▶ **FRAGMENTO DE PÁGINA**
◇ ◇ ◇ ◇

No soy, nunca seré un detractor militante de los Oscar.

Primero, porque resultan demasiado entretenidos para condenarlos. No me refiero sólo a la noche de entrega –tan pletórica de glamour, torpezas y gazapos– sino al proceso todo: la especulación a propósito de los nominados, las pasiones encendidas tras conocer la lista. Los hinchas del fútbol me comprenderán: el Oscar es un poco el Mundial de nosotros los cinéfilos, con la ventaja que sólo debemos esperar un año para la siguiente edición.

Segundo, y más importante, porque no pido a los Oscar que sean lo que no son. Quien quiera ver reconocido el gran cine deberá dirigir su mirada a Cannes, quien quiera conocer la nómina de lo mejor entre lo más vanguardista adscribirse a los galardonados de Sundance.

Lo que el Oscar reconoce cada año son los valores de Hollywood, comunidad de un

liberalismo cauto en lo político y un conservadurismo militante en lo estético, como

corresponde al mainstream del entretenimiento global. La Academia es esa institución que prefiere la cursilería bucólica de Que verde era mi valle a la revolución de forma y fondo de El ciudadano Kane (en 1941), una sátira elegante del teatro (All About Eve) a una denuncia terrible y grotesca del cine (Sunset Boulevard, esto en 1950), una celebración del triunfo contra la adversidad (Forrest Gump) a una caricatura lúcida de la violencia endémica a su sociedad (Pulp Fiction, 1994) o una parábola antirracista amable (Green Book) frente a una plano sarcástica (BlacKkKlansman, 2018).

◇ ◇ ◇ ◇

▶ **DATOS PROPORCIONADOS**
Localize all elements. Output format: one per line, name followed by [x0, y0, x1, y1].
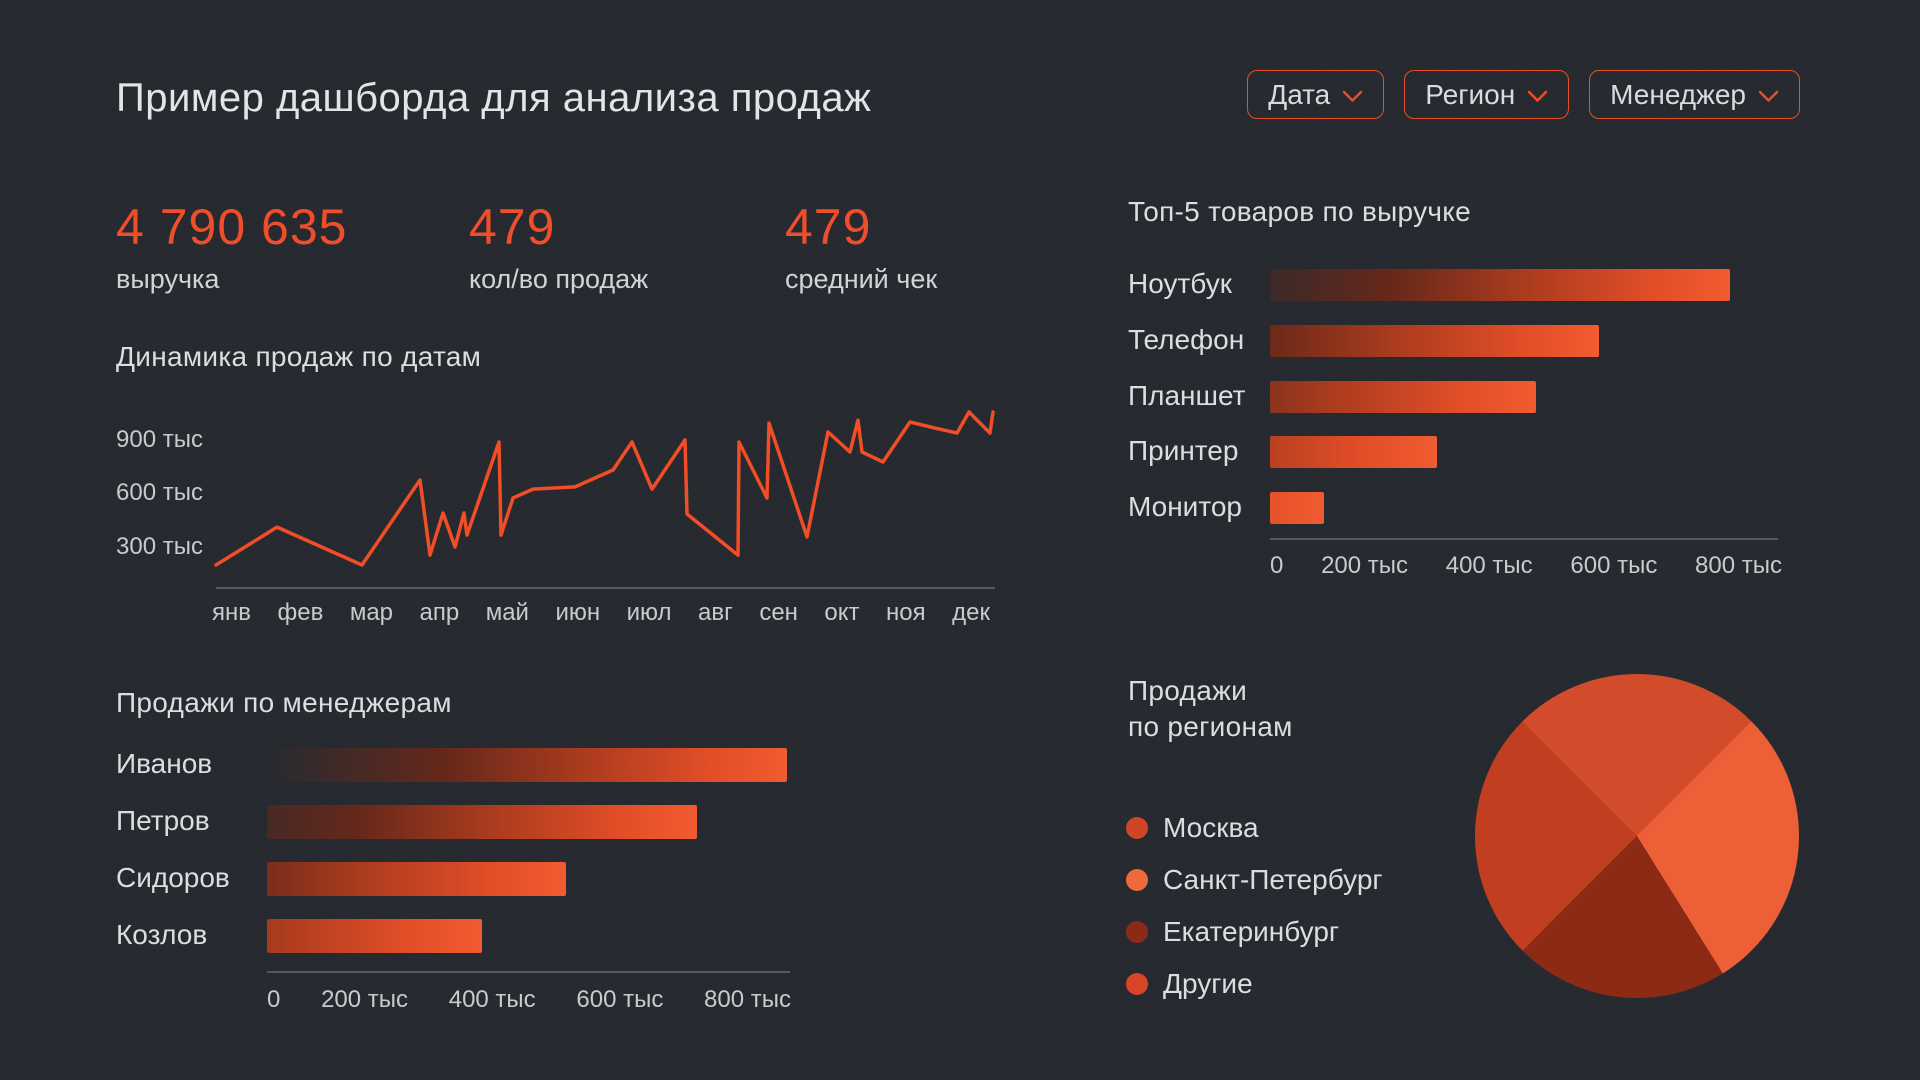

◇ ◇ ◇ ◇

▶ **POR HACER**
A. Duplica la parte del texto sobre los Oscar que empieza con las palabras que contienen "Segundo, y más" y termina con "galardonados de Sundance.".
B. Haz una lista de todas las películas que se nombran en el texto sobre los Oscar.
C. Di si cada frase coincide con el texto sobre los Oscar. Responde sí o no y cita las palabras del texto que lo deciden.
(i) Quien escribe dice que siempre será un detractor militante de los Oscar.
(ii) Quien quiera ver reconocido el gran cine debe mirar hacia Cannes.
(iii) Hay que esperar cuatro años para la siguiente edición del Oscar.

▶ **RESULTADOS**
A.
Segundo, y más importante, porque no pido a los Oscar que sean lo que no son. Quien quiera ver reconocido el gran cine deberá dirigir su mirada a Cannes, quien quiera conocer la nómina de lo mejor entre lo más vanguardista adscribirse a los galardonados de Sundance.

B.
Que verde era mi valle
El ciudadano Kane
All About Eve
Sunset Boulevard
Forrest Gump
Pulp Fiction
Green Book
BlacKkKlansman

C.
(i) No: "No soy, nunca seré un detractor militante de los Oscar."
(ii) Sí: "Quien quiera ver reconocido el gran cine deberá dirigir su mirada a Cannes"
(iii) No: "sólo debemos esperar un año para la siguiente edición"